Data tied to figure images:
----
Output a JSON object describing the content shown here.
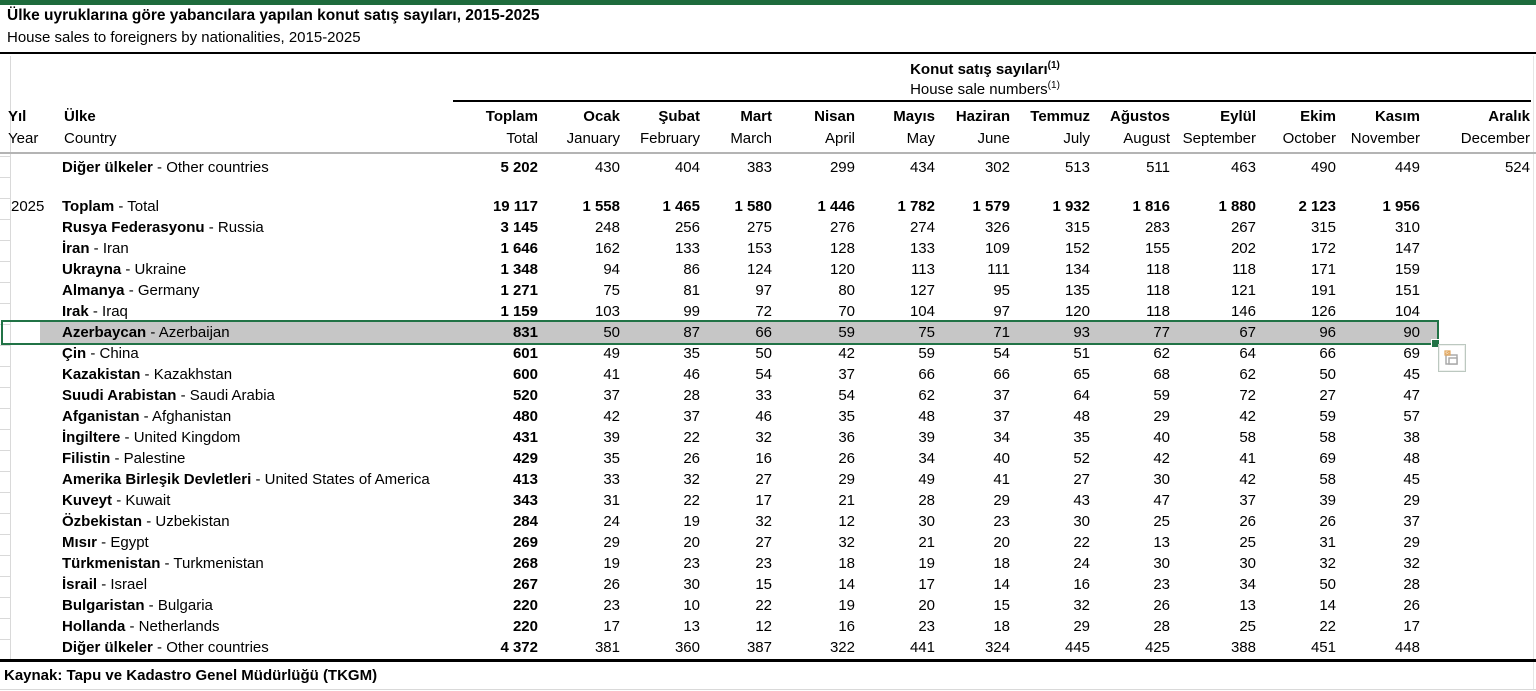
{
  "title": {
    "tr": "Ülke uyruklarına göre yabancılara yapılan konut satış sayıları, 2015-2025",
    "en": "House sales to foreigners by nationalities, 2015-2025"
  },
  "table": {
    "group_header": {
      "tr": "Konut satış sayıları",
      "en": "House sale numbers",
      "footnote": "(1)"
    },
    "columns": {
      "year": {
        "tr": "Yıl",
        "en": "Year"
      },
      "country": {
        "tr": "Ülke",
        "en": "Country"
      },
      "months": [
        {
          "tr": "Toplam",
          "en": "Total"
        },
        {
          "tr": "Ocak",
          "en": "January"
        },
        {
          "tr": "Şubat",
          "en": "February"
        },
        {
          "tr": "Mart",
          "en": "March"
        },
        {
          "tr": "Nisan",
          "en": "April"
        },
        {
          "tr": "Mayıs",
          "en": "May"
        },
        {
          "tr": "Haziran",
          "en": "June"
        },
        {
          "tr": "Temmuz",
          "en": "July"
        },
        {
          "tr": "Ağustos",
          "en": "August"
        },
        {
          "tr": "Eylül",
          "en": "September"
        },
        {
          "tr": "Ekim",
          "en": "October"
        },
        {
          "tr": "Kasım",
          "en": "November"
        },
        {
          "tr": "Aralık",
          "en": "December"
        }
      ]
    },
    "rows": [
      {
        "year": "",
        "tr": "Diğer ülkeler",
        "en": "Other countries",
        "gap_after": true,
        "values": [
          "5 202",
          "430",
          "404",
          "383",
          "299",
          "434",
          "302",
          "513",
          "511",
          "463",
          "490",
          "449",
          "524"
        ]
      },
      {
        "year": "2025",
        "tr": "Toplam",
        "en": "Total",
        "bold_row": true,
        "values": [
          "19 117",
          "1 558",
          "1 465",
          "1 580",
          "1 446",
          "1 782",
          "1 579",
          "1 932",
          "1 816",
          "1 880",
          "2 123",
          "1 956",
          ""
        ]
      },
      {
        "year": "",
        "tr": "Rusya Federasyonu",
        "en": "Russia",
        "values": [
          "3 145",
          "248",
          "256",
          "275",
          "276",
          "274",
          "326",
          "315",
          "283",
          "267",
          "315",
          "310",
          ""
        ]
      },
      {
        "year": "",
        "tr": "İran",
        "en": "Iran",
        "values": [
          "1 646",
          "162",
          "133",
          "153",
          "128",
          "133",
          "109",
          "152",
          "155",
          "202",
          "172",
          "147",
          ""
        ]
      },
      {
        "year": "",
        "tr": "Ukrayna",
        "en": "Ukraine",
        "values": [
          "1 348",
          "94",
          "86",
          "124",
          "120",
          "113",
          "111",
          "134",
          "118",
          "118",
          "171",
          "159",
          ""
        ]
      },
      {
        "year": "",
        "tr": "Almanya",
        "en": "Germany",
        "values": [
          "1 271",
          "75",
          "81",
          "97",
          "80",
          "127",
          "95",
          "135",
          "118",
          "121",
          "191",
          "151",
          ""
        ]
      },
      {
        "year": "",
        "tr": "Irak",
        "en": "Iraq",
        "values": [
          "1 159",
          "103",
          "99",
          "72",
          "70",
          "104",
          "97",
          "120",
          "118",
          "146",
          "126",
          "104",
          ""
        ]
      },
      {
        "year": "",
        "tr": "Azerbaycan",
        "en": "Azerbaijan",
        "selected": true,
        "values": [
          "831",
          "50",
          "87",
          "66",
          "59",
          "75",
          "71",
          "93",
          "77",
          "67",
          "96",
          "90",
          ""
        ]
      },
      {
        "year": "",
        "tr": "Çin",
        "en": "China",
        "values": [
          "601",
          "49",
          "35",
          "50",
          "42",
          "59",
          "54",
          "51",
          "62",
          "64",
          "66",
          "69",
          ""
        ]
      },
      {
        "year": "",
        "tr": "Kazakistan",
        "en": "Kazakhstan",
        "values": [
          "600",
          "41",
          "46",
          "54",
          "37",
          "66",
          "66",
          "65",
          "68",
          "62",
          "50",
          "45",
          ""
        ]
      },
      {
        "year": "",
        "tr": "Suudi Arabistan",
        "en": "Saudi Arabia",
        "values": [
          "520",
          "37",
          "28",
          "33",
          "54",
          "62",
          "37",
          "64",
          "59",
          "72",
          "27",
          "47",
          ""
        ]
      },
      {
        "year": "",
        "tr": "Afganistan",
        "en": "Afghanistan",
        "values": [
          "480",
          "42",
          "37",
          "46",
          "35",
          "48",
          "37",
          "48",
          "29",
          "42",
          "59",
          "57",
          ""
        ]
      },
      {
        "year": "",
        "tr": "İngiltere",
        "en": "United Kingdom",
        "values": [
          "431",
          "39",
          "22",
          "32",
          "36",
          "39",
          "34",
          "35",
          "40",
          "58",
          "58",
          "38",
          ""
        ]
      },
      {
        "year": "",
        "tr": "Filistin",
        "en": "Palestine",
        "values": [
          "429",
          "35",
          "26",
          "16",
          "26",
          "34",
          "40",
          "52",
          "42",
          "41",
          "69",
          "48",
          ""
        ]
      },
      {
        "year": "",
        "tr": "Amerika Birleşik Devletleri",
        "en": "United States of America",
        "values": [
          "413",
          "33",
          "32",
          "27",
          "29",
          "49",
          "41",
          "27",
          "30",
          "42",
          "58",
          "45",
          ""
        ]
      },
      {
        "year": "",
        "tr": "Kuveyt",
        "en": "Kuwait",
        "values": [
          "343",
          "31",
          "22",
          "17",
          "21",
          "28",
          "29",
          "43",
          "47",
          "37",
          "39",
          "29",
          ""
        ]
      },
      {
        "year": "",
        "tr": "Özbekistan",
        "en": "Uzbekistan",
        "values": [
          "284",
          "24",
          "19",
          "32",
          "12",
          "30",
          "23",
          "30",
          "25",
          "26",
          "26",
          "37",
          ""
        ]
      },
      {
        "year": "",
        "tr": "Mısır",
        "en": "Egypt",
        "values": [
          "269",
          "29",
          "20",
          "27",
          "32",
          "21",
          "20",
          "22",
          "13",
          "25",
          "31",
          "29",
          ""
        ]
      },
      {
        "year": "",
        "tr": "Türkmenistan",
        "en": "Turkmenistan",
        "values": [
          "268",
          "19",
          "23",
          "23",
          "18",
          "19",
          "18",
          "24",
          "30",
          "30",
          "32",
          "32",
          ""
        ]
      },
      {
        "year": "",
        "tr": "İsrail",
        "en": "Israel",
        "values": [
          "267",
          "26",
          "30",
          "15",
          "14",
          "17",
          "14",
          "16",
          "23",
          "34",
          "50",
          "28",
          ""
        ]
      },
      {
        "year": "",
        "tr": "Bulgaristan",
        "en": "Bulgaria",
        "values": [
          "220",
          "23",
          "10",
          "22",
          "19",
          "20",
          "15",
          "32",
          "26",
          "13",
          "14",
          "26",
          ""
        ]
      },
      {
        "year": "",
        "tr": "Hollanda",
        "en": "Netherlands",
        "values": [
          "220",
          "17",
          "13",
          "12",
          "16",
          "23",
          "18",
          "29",
          "28",
          "25",
          "22",
          "17",
          ""
        ]
      },
      {
        "year": "",
        "tr": "Diğer ülkeler",
        "en": "Other countries",
        "values": [
          "4 372",
          "381",
          "360",
          "387",
          "322",
          "441",
          "324",
          "445",
          "425",
          "388",
          "451",
          "448",
          ""
        ]
      }
    ]
  },
  "source": "Kaynak: Tapu ve Kadastro Genel Müdürlüğü (TKGM)",
  "selection": {
    "row_country": "Azerbaycan",
    "fill_handle": "fill-handle",
    "paste_button": "paste-options"
  },
  "colors": {
    "top_bar": "#1e6b3c",
    "sel_border": "#217346",
    "sel_fill": "#c6c6c6",
    "gridline": "#d9d9d9",
    "header_rule": "#b4b4b4",
    "black_rule": "#000000",
    "paste_orange": "#e2a75e"
  }
}
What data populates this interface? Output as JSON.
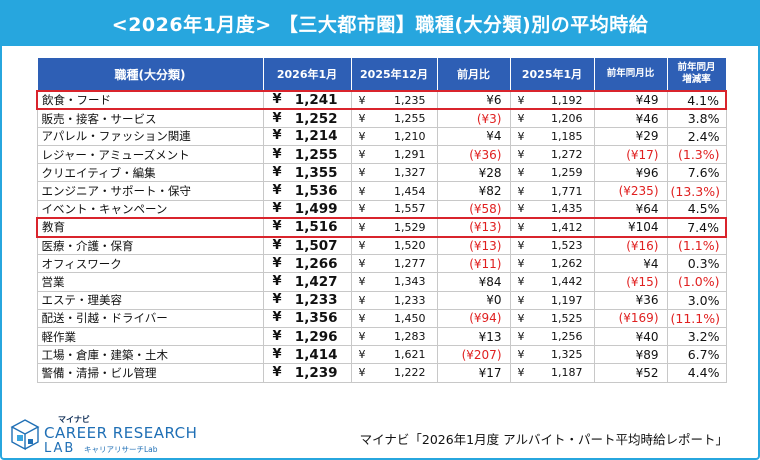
----
• **Goal of the exercise**:
Do not include the images; transcribe the rest of the listing exactly.

• **Exercise solution**:
Output a JSON object describing the content shown here.
{
  "title": {
    "tr": "Ülke uyruklarına göre yabancılara yapılan konut satış sayıları, 2015-2025",
    "en": "House sales to foreigners by nationalities, 2015-2025"
  },
  "table": {
    "group_header": {
      "tr": "Konut satış sayıları",
      "en": "House sale numbers",
      "footnote": "(1)"
    },
    "columns": {
      "year": {
        "tr": "Yıl",
        "en": "Year"
      },
      "country": {
        "tr": "Ülke",
        "en": "Country"
      },
      "months": [
        {
          "tr": "Toplam",
          "en": "Total"
        },
        {
          "tr": "Ocak",
          "en": "January"
        },
        {
          "tr": "Şubat",
          "en": "February"
        },
        {
          "tr": "Mart",
          "en": "March"
        },
        {
          "tr": "Nisan",
          "en": "April"
        },
        {
          "tr": "Mayıs",
          "en": "May"
        },
        {
          "tr": "Haziran",
          "en": "June"
        },
        {
          "tr": "Temmuz",
          "en": "July"
        },
        {
          "tr": "Ağustos",
          "en": "August"
        },
        {
          "tr": "Eylül",
          "en": "September"
        },
        {
          "tr": "Ekim",
          "en": "October"
        },
        {
          "tr": "Kasım",
          "en": "November"
        },
        {
          "tr": "Aralık",
          "en": "December"
        }
      ]
    },
    "rows": [
      {
        "year": "",
        "tr": "Diğer ülkeler",
        "en": "Other countries",
        "gap_after": true,
        "values": [
          "5 202",
          "430",
          "404",
          "383",
          "299",
          "434",
          "302",
          "513",
          "511",
          "463",
          "490",
          "449",
          "524"
        ]
      },
      {
        "year": "2025",
        "tr": "Toplam",
        "en": "Total",
        "bold_row": true,
        "values": [
          "19 117",
          "1 558",
          "1 465",
          "1 580",
          "1 446",
          "1 782",
          "1 579",
          "1 932",
          "1 816",
          "1 880",
          "2 123",
          "1 956",
          ""
        ]
      },
      {
        "year": "",
        "tr": "Rusya Federasyonu",
        "en": "Russia",
        "values": [
          "3 145",
          "248",
          "256",
          "275",
          "276",
          "274",
          "326",
          "315",
          "283",
          "267",
          "315",
          "310",
          ""
        ]
      },
      {
        "year": "",
        "tr": "İran",
        "en": "Iran",
        "values": [
          "1 646",
          "162",
          "133",
          "153",
          "128",
          "133",
          "109",
          "152",
          "155",
          "202",
          "172",
          "147",
          ""
        ]
      },
      {
        "year": "",
        "tr": "Ukrayna",
        "en": "Ukraine",
        "values": [
          "1 348",
          "94",
          "86",
          "124",
          "120",
          "113",
          "111",
          "134",
          "118",
          "118",
          "171",
          "159",
          ""
        ]
      },
      {
        "year": "",
        "tr": "Almanya",
        "en": "Germany",
        "values": [
          "1 271",
          "75",
          "81",
          "97",
          "80",
          "127",
          "95",
          "135",
          "118",
          "121",
          "191",
          "151",
          ""
        ]
      },
      {
        "year": "",
        "tr": "Irak",
        "en": "Iraq",
        "values": [
          "1 159",
          "103",
          "99",
          "72",
          "70",
          "104",
          "97",
          "120",
          "118",
          "146",
          "126",
          "104",
          ""
        ]
      },
      {
        "year": "",
        "tr": "Azerbaycan",
        "en": "Azerbaijan",
        "selected": true,
        "values": [
          "831",
          "50",
          "87",
          "66",
          "59",
          "75",
          "71",
          "93",
          "77",
          "67",
          "96",
          "90",
          ""
        ]
      },
      {
        "year": "",
        "tr": "Çin",
        "en": "China",
        "values": [
          "601",
          "49",
          "35",
          "50",
          "42",
          "59",
          "54",
          "51",
          "62",
          "64",
          "66",
          "69",
          ""
        ]
      },
      {
        "year": "",
        "tr": "Kazakistan",
        "en": "Kazakhstan",
        "values": [
          "600",
          "41",
          "46",
          "54",
          "37",
          "66",
          "66",
          "65",
          "68",
          "62",
          "50",
          "45",
          ""
        ]
      },
      {
        "year": "",
        "tr": "Suudi Arabistan",
        "en": "Saudi Arabia",
        "values": [
          "520",
          "37",
          "28",
          "33",
          "54",
          "62",
          "37",
          "64",
          "59",
          "72",
          "27",
          "47",
          ""
        ]
      },
      {
        "year": "",
        "tr": "Afganistan",
        "en": "Afghanistan",
        "values": [
          "480",
          "42",
          "37",
          "46",
          "35",
          "48",
          "37",
          "48",
          "29",
          "42",
          "59",
          "57",
          ""
        ]
      },
      {
        "year": "",
        "tr": "İngiltere",
        "en": "United Kingdom",
        "values": [
          "431",
          "39",
          "22",
          "32",
          "36",
          "39",
          "34",
          "35",
          "40",
          "58",
          "58",
          "38",
          ""
        ]
      },
      {
        "year": "",
        "tr": "Filistin",
        "en": "Palestine",
        "values": [
          "429",
          "35",
          "26",
          "16",
          "26",
          "34",
          "40",
          "52",
          "42",
          "41",
          "69",
          "48",
          ""
        ]
      },
      {
        "year": "",
        "tr": "Amerika Birleşik Devletleri",
        "en": "United States of America",
        "values": [
          "413",
          "33",
          "32",
          "27",
          "29",
          "49",
          "41",
          "27",
          "30",
          "42",
          "58",
          "45",
          ""
        ]
      },
      {
        "year": "",
        "tr": "Kuveyt",
        "en": "Kuwait",
        "values": [
          "343",
          "31",
          "22",
          "17",
          "21",
          "28",
          "29",
          "43",
          "47",
          "37",
          "39",
          "29",
          ""
        ]
      },
      {
        "year": "",
        "tr": "Özbekistan",
        "en": "Uzbekistan",
        "values": [
          "284",
          "24",
          "19",
          "32",
          "12",
          "30",
          "23",
          "30",
          "25",
          "26",
          "26",
          "37",
          ""
        ]
      },
      {
        "year": "",
        "tr": "Mısır",
        "en": "Egypt",
        "values": [
          "269",
          "29",
          "20",
          "27",
          "32",
          "21",
          "20",
          "22",
          "13",
          "25",
          "31",
          "29",
          ""
        ]
      },
      {
        "year": "",
        "tr": "Türkmenistan",
        "en": "Turkmenistan",
        "values": [
          "268",
          "19",
          "23",
          "23",
          "18",
          "19",
          "18",
          "24",
          "30",
          "30",
          "32",
          "32",
          ""
        ]
      },
      {
        "year": "",
        "tr": "İsrail",
        "en": "Israel",
        "values": [
          "267",
          "26",
          "30",
          "15",
          "14",
          "17",
          "14",
          "16",
          "23",
          "34",
          "50",
          "28",
          ""
        ]
      },
      {
        "year": "",
        "tr": "Bulgaristan",
        "en": "Bulgaria",
        "values": [
          "220",
          "23",
          "10",
          "22",
          "19",
          "20",
          "15",
          "32",
          "26",
          "13",
          "14",
          "26",
          ""
        ]
      },
      {
        "year": "",
        "tr": "Hollanda",
        "en": "Netherlands",
        "values": [
          "220",
          "17",
          "13",
          "12",
          "16",
          "23",
          "18",
          "29",
          "28",
          "25",
          "22",
          "17",
          ""
        ]
      },
      {
        "year": "",
        "tr": "Diğer ülkeler",
        "en": "Other countries",
        "values": [
          "4 372",
          "381",
          "360",
          "387",
          "322",
          "441",
          "324",
          "445",
          "425",
          "388",
          "451",
          "448",
          ""
        ]
      }
    ]
  },
  "source": "Kaynak: Tapu ve Kadastro Genel Müdürlüğü (TKGM)",
  "selection": {
    "row_country": "Azerbaycan",
    "fill_handle": "fill-handle",
    "paste_button": "paste-options"
  },
  "colors": {
    "top_bar": "#1e6b3c",
    "sel_border": "#217346",
    "sel_fill": "#c6c6c6",
    "gridline": "#d9d9d9",
    "header_rule": "#b4b4b4",
    "black_rule": "#000000",
    "paste_orange": "#e2a75e"
  }
}
What data populates this interface? Output as JSON.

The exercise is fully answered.